START DATASET EXTRACT
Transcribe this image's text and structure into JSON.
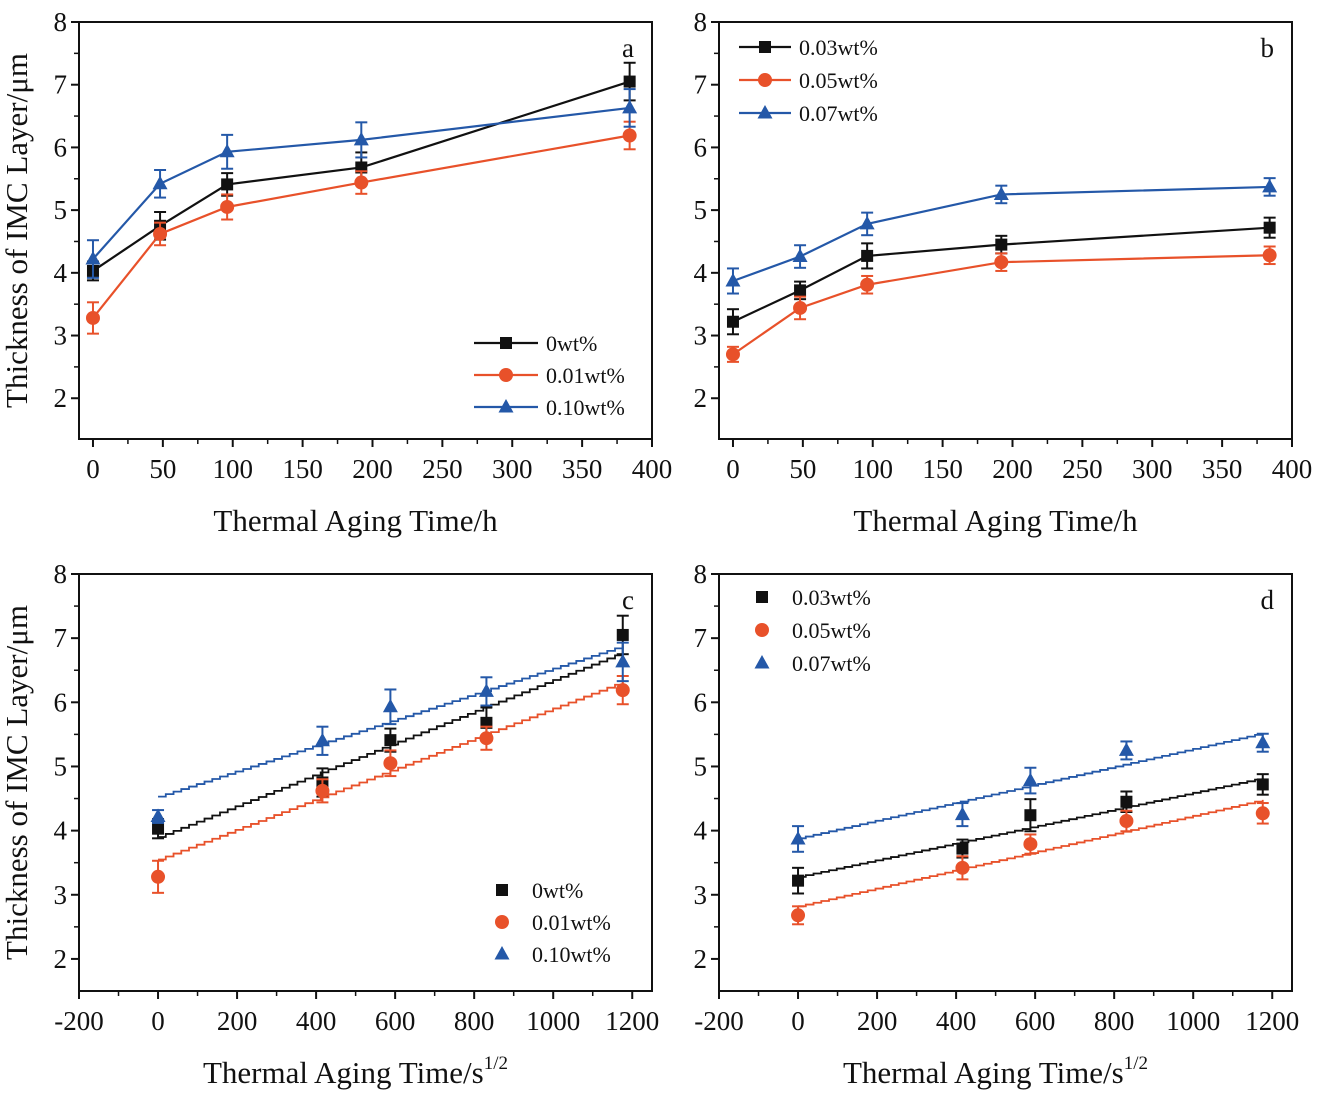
{
  "colors": {
    "black": "#111111",
    "red": "#e8512a",
    "blue": "#2458a8"
  },
  "chart_data": [
    {
      "panel": "a",
      "type": "line",
      "xlabel": "Thermal Aging Time/h",
      "ylabel": "Thickness of IMC Layer/μm",
      "xlim": [
        -10,
        400
      ],
      "ylim": [
        1.35,
        8
      ],
      "xticks": [
        0,
        50,
        100,
        150,
        200,
        250,
        300,
        350,
        400
      ],
      "yticks": [
        2,
        3,
        4,
        5,
        6,
        7,
        8
      ],
      "legend_position": "bottom-right",
      "legend_style": "line",
      "series": [
        {
          "name": "0wt%",
          "color": "#111111",
          "marker": "square",
          "x": [
            0,
            48,
            96,
            192,
            384
          ],
          "y": [
            4.03,
            4.75,
            5.41,
            5.68,
            7.05
          ],
          "err": [
            0.15,
            0.22,
            0.18,
            0.24,
            0.3
          ]
        },
        {
          "name": "0.01wt%",
          "color": "#e8512a",
          "marker": "circle",
          "x": [
            0,
            48,
            96,
            192,
            384
          ],
          "y": [
            3.28,
            4.62,
            5.05,
            5.44,
            6.19
          ],
          "err": [
            0.25,
            0.18,
            0.2,
            0.18,
            0.22
          ]
        },
        {
          "name": "0.10wt%",
          "color": "#2458a8",
          "marker": "triangle",
          "x": [
            0,
            48,
            96,
            192,
            384
          ],
          "y": [
            4.22,
            5.42,
            5.93,
            6.12,
            6.63
          ],
          "err": [
            0.3,
            0.22,
            0.27,
            0.28,
            0.3
          ]
        }
      ]
    },
    {
      "panel": "b",
      "type": "line",
      "xlabel": "Thermal Aging Time/h",
      "ylabel": "",
      "xlim": [
        -10,
        400
      ],
      "ylim": [
        1.35,
        8
      ],
      "xticks": [
        0,
        50,
        100,
        150,
        200,
        250,
        300,
        350,
        400
      ],
      "yticks": [
        2,
        3,
        4,
        5,
        6,
        7,
        8
      ],
      "legend_position": "top-left",
      "legend_style": "line",
      "series": [
        {
          "name": "0.03wt%",
          "color": "#111111",
          "marker": "square",
          "x": [
            0,
            48,
            96,
            192,
            384
          ],
          "y": [
            3.22,
            3.72,
            4.27,
            4.45,
            4.72
          ],
          "err": [
            0.2,
            0.14,
            0.2,
            0.14,
            0.16
          ]
        },
        {
          "name": "0.05wt%",
          "color": "#e8512a",
          "marker": "circle",
          "x": [
            0,
            48,
            96,
            192,
            384
          ],
          "y": [
            2.7,
            3.44,
            3.81,
            4.17,
            4.28
          ],
          "err": [
            0.12,
            0.18,
            0.14,
            0.14,
            0.14
          ]
        },
        {
          "name": "0.07wt%",
          "color": "#2458a8",
          "marker": "triangle",
          "x": [
            0,
            48,
            96,
            192,
            384
          ],
          "y": [
            3.87,
            4.26,
            4.78,
            5.25,
            5.37
          ],
          "err": [
            0.2,
            0.18,
            0.18,
            0.14,
            0.14
          ]
        }
      ]
    },
    {
      "panel": "c",
      "type": "scatter",
      "xlabel": "Thermal Aging Time/s",
      "xlabel_superscript": "1/2",
      "ylabel": "Thickness of IMC Layer/μm",
      "xlim": [
        -200,
        1250
      ],
      "ylim": [
        1.5,
        8
      ],
      "xticks": [
        -200,
        0,
        200,
        400,
        600,
        800,
        1000,
        1200
      ],
      "yticks": [
        2,
        3,
        4,
        5,
        6,
        7,
        8
      ],
      "legend_position": "bottom-right",
      "legend_style": "marker",
      "series": [
        {
          "name": "0wt%",
          "color": "#111111",
          "marker": "square",
          "x": [
            0,
            416,
            588,
            831,
            1176
          ],
          "y": [
            4.03,
            4.75,
            5.41,
            5.68,
            7.05
          ],
          "err": [
            0.15,
            0.22,
            0.18,
            0.24,
            0.3
          ],
          "fit": {
            "x": [
              0,
              1176
            ],
            "y": [
              3.9,
              6.78
            ]
          }
        },
        {
          "name": "0.01wt%",
          "color": "#e8512a",
          "marker": "circle",
          "x": [
            0,
            416,
            588,
            831,
            1176
          ],
          "y": [
            3.28,
            4.62,
            5.05,
            5.44,
            6.19
          ],
          "err": [
            0.25,
            0.18,
            0.2,
            0.18,
            0.22
          ],
          "fit": {
            "x": [
              0,
              1176
            ],
            "y": [
              3.55,
              6.32
            ]
          }
        },
        {
          "name": "0.10wt%",
          "color": "#2458a8",
          "marker": "triangle",
          "x": [
            0,
            416,
            588,
            831,
            1176
          ],
          "y": [
            4.22,
            5.4,
            5.93,
            6.17,
            6.63
          ],
          "err": [
            0.1,
            0.22,
            0.27,
            0.22,
            0.3
          ],
          "fit": {
            "x": [
              0,
              1176
            ],
            "y": [
              4.53,
              6.88
            ]
          }
        }
      ]
    },
    {
      "panel": "d",
      "type": "scatter",
      "xlabel": "Thermal Aging Time/s",
      "xlabel_superscript": "1/2",
      "ylabel": "",
      "xlim": [
        -200,
        1250
      ],
      "ylim": [
        1.5,
        8
      ],
      "xticks": [
        -200,
        0,
        200,
        400,
        600,
        800,
        1000,
        1200
      ],
      "yticks": [
        2,
        3,
        4,
        5,
        6,
        7,
        8
      ],
      "legend_position": "top-left",
      "legend_style": "marker",
      "series": [
        {
          "name": "0.03wt%",
          "color": "#111111",
          "marker": "square",
          "x": [
            0,
            416,
            588,
            831,
            1176
          ],
          "y": [
            3.22,
            3.72,
            4.24,
            4.45,
            4.72
          ],
          "err": [
            0.2,
            0.14,
            0.25,
            0.16,
            0.16
          ],
          "fit": {
            "x": [
              0,
              1176
            ],
            "y": [
              3.28,
              4.82
            ]
          }
        },
        {
          "name": "0.05wt%",
          "color": "#e8512a",
          "marker": "circle",
          "x": [
            0,
            416,
            588,
            831,
            1176
          ],
          "y": [
            2.68,
            3.42,
            3.79,
            4.15,
            4.27
          ],
          "err": [
            0.14,
            0.18,
            0.15,
            0.16,
            0.16
          ],
          "fit": {
            "x": [
              0,
              1176
            ],
            "y": [
              2.82,
              4.48
            ]
          }
        },
        {
          "name": "0.07wt%",
          "color": "#2458a8",
          "marker": "triangle",
          "x": [
            0,
            416,
            588,
            831,
            1176
          ],
          "y": [
            3.87,
            4.25,
            4.78,
            5.25,
            5.37
          ],
          "err": [
            0.2,
            0.18,
            0.2,
            0.14,
            0.14
          ],
          "fit": {
            "x": [
              0,
              1176
            ],
            "y": [
              3.88,
              5.52
            ]
          }
        }
      ]
    }
  ]
}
END DATASET EXTRACT
- [WRITTEN INSTRUCTION]:
Quote each line of the listing exactly, but leave the pictures out.

- [FINISHED TASK]:
Transcribe this image's text and structure into JSON.
{
  "colors": {
    "black": "#111111",
    "red": "#e8512a",
    "blue": "#2458a8"
  },
  "chart_data": [
    {
      "panel": "a",
      "type": "line",
      "xlabel": "Thermal Aging Time/h",
      "ylabel": "Thickness of IMC Layer/μm",
      "xlim": [
        -10,
        400
      ],
      "ylim": [
        1.35,
        8
      ],
      "xticks": [
        0,
        50,
        100,
        150,
        200,
        250,
        300,
        350,
        400
      ],
      "yticks": [
        2,
        3,
        4,
        5,
        6,
        7,
        8
      ],
      "legend_position": "bottom-right",
      "legend_style": "line",
      "series": [
        {
          "name": "0wt%",
          "color": "#111111",
          "marker": "square",
          "x": [
            0,
            48,
            96,
            192,
            384
          ],
          "y": [
            4.03,
            4.75,
            5.41,
            5.68,
            7.05
          ],
          "err": [
            0.15,
            0.22,
            0.18,
            0.24,
            0.3
          ]
        },
        {
          "name": "0.01wt%",
          "color": "#e8512a",
          "marker": "circle",
          "x": [
            0,
            48,
            96,
            192,
            384
          ],
          "y": [
            3.28,
            4.62,
            5.05,
            5.44,
            6.19
          ],
          "err": [
            0.25,
            0.18,
            0.2,
            0.18,
            0.22
          ]
        },
        {
          "name": "0.10wt%",
          "color": "#2458a8",
          "marker": "triangle",
          "x": [
            0,
            48,
            96,
            192,
            384
          ],
          "y": [
            4.22,
            5.42,
            5.93,
            6.12,
            6.63
          ],
          "err": [
            0.3,
            0.22,
            0.27,
            0.28,
            0.3
          ]
        }
      ]
    },
    {
      "panel": "b",
      "type": "line",
      "xlabel": "Thermal Aging Time/h",
      "ylabel": "",
      "xlim": [
        -10,
        400
      ],
      "ylim": [
        1.35,
        8
      ],
      "xticks": [
        0,
        50,
        100,
        150,
        200,
        250,
        300,
        350,
        400
      ],
      "yticks": [
        2,
        3,
        4,
        5,
        6,
        7,
        8
      ],
      "legend_position": "top-left",
      "legend_style": "line",
      "series": [
        {
          "name": "0.03wt%",
          "color": "#111111",
          "marker": "square",
          "x": [
            0,
            48,
            96,
            192,
            384
          ],
          "y": [
            3.22,
            3.72,
            4.27,
            4.45,
            4.72
          ],
          "err": [
            0.2,
            0.14,
            0.2,
            0.14,
            0.16
          ]
        },
        {
          "name": "0.05wt%",
          "color": "#e8512a",
          "marker": "circle",
          "x": [
            0,
            48,
            96,
            192,
            384
          ],
          "y": [
            2.7,
            3.44,
            3.81,
            4.17,
            4.28
          ],
          "err": [
            0.12,
            0.18,
            0.14,
            0.14,
            0.14
          ]
        },
        {
          "name": "0.07wt%",
          "color": "#2458a8",
          "marker": "triangle",
          "x": [
            0,
            48,
            96,
            192,
            384
          ],
          "y": [
            3.87,
            4.26,
            4.78,
            5.25,
            5.37
          ],
          "err": [
            0.2,
            0.18,
            0.18,
            0.14,
            0.14
          ]
        }
      ]
    },
    {
      "panel": "c",
      "type": "scatter",
      "xlabel": "Thermal Aging Time/s",
      "xlabel_superscript": "1/2",
      "ylabel": "Thickness of IMC Layer/μm",
      "xlim": [
        -200,
        1250
      ],
      "ylim": [
        1.5,
        8
      ],
      "xticks": [
        -200,
        0,
        200,
        400,
        600,
        800,
        1000,
        1200
      ],
      "yticks": [
        2,
        3,
        4,
        5,
        6,
        7,
        8
      ],
      "legend_position": "bottom-right",
      "legend_style": "marker",
      "series": [
        {
          "name": "0wt%",
          "color": "#111111",
          "marker": "square",
          "x": [
            0,
            416,
            588,
            831,
            1176
          ],
          "y": [
            4.03,
            4.75,
            5.41,
            5.68,
            7.05
          ],
          "err": [
            0.15,
            0.22,
            0.18,
            0.24,
            0.3
          ],
          "fit": {
            "x": [
              0,
              1176
            ],
            "y": [
              3.9,
              6.78
            ]
          }
        },
        {
          "name": "0.01wt%",
          "color": "#e8512a",
          "marker": "circle",
          "x": [
            0,
            416,
            588,
            831,
            1176
          ],
          "y": [
            3.28,
            4.62,
            5.05,
            5.44,
            6.19
          ],
          "err": [
            0.25,
            0.18,
            0.2,
            0.18,
            0.22
          ],
          "fit": {
            "x": [
              0,
              1176
            ],
            "y": [
              3.55,
              6.32
            ]
          }
        },
        {
          "name": "0.10wt%",
          "color": "#2458a8",
          "marker": "triangle",
          "x": [
            0,
            416,
            588,
            831,
            1176
          ],
          "y": [
            4.22,
            5.4,
            5.93,
            6.17,
            6.63
          ],
          "err": [
            0.1,
            0.22,
            0.27,
            0.22,
            0.3
          ],
          "fit": {
            "x": [
              0,
              1176
            ],
            "y": [
              4.53,
              6.88
            ]
          }
        }
      ]
    },
    {
      "panel": "d",
      "type": "scatter",
      "xlabel": "Thermal Aging Time/s",
      "xlabel_superscript": "1/2",
      "ylabel": "",
      "xlim": [
        -200,
        1250
      ],
      "ylim": [
        1.5,
        8
      ],
      "xticks": [
        -200,
        0,
        200,
        400,
        600,
        800,
        1000,
        1200
      ],
      "yticks": [
        2,
        3,
        4,
        5,
        6,
        7,
        8
      ],
      "legend_position": "top-left",
      "legend_style": "marker",
      "series": [
        {
          "name": "0.03wt%",
          "color": "#111111",
          "marker": "square",
          "x": [
            0,
            416,
            588,
            831,
            1176
          ],
          "y": [
            3.22,
            3.72,
            4.24,
            4.45,
            4.72
          ],
          "err": [
            0.2,
            0.14,
            0.25,
            0.16,
            0.16
          ],
          "fit": {
            "x": [
              0,
              1176
            ],
            "y": [
              3.28,
              4.82
            ]
          }
        },
        {
          "name": "0.05wt%",
          "color": "#e8512a",
          "marker": "circle",
          "x": [
            0,
            416,
            588,
            831,
            1176
          ],
          "y": [
            2.68,
            3.42,
            3.79,
            4.15,
            4.27
          ],
          "err": [
            0.14,
            0.18,
            0.15,
            0.16,
            0.16
          ],
          "fit": {
            "x": [
              0,
              1176
            ],
            "y": [
              2.82,
              4.48
            ]
          }
        },
        {
          "name": "0.07wt%",
          "color": "#2458a8",
          "marker": "triangle",
          "x": [
            0,
            416,
            588,
            831,
            1176
          ],
          "y": [
            3.87,
            4.25,
            4.78,
            5.25,
            5.37
          ],
          "err": [
            0.2,
            0.18,
            0.2,
            0.14,
            0.14
          ],
          "fit": {
            "x": [
              0,
              1176
            ],
            "y": [
              3.88,
              5.52
            ]
          }
        }
      ]
    }
  ]
}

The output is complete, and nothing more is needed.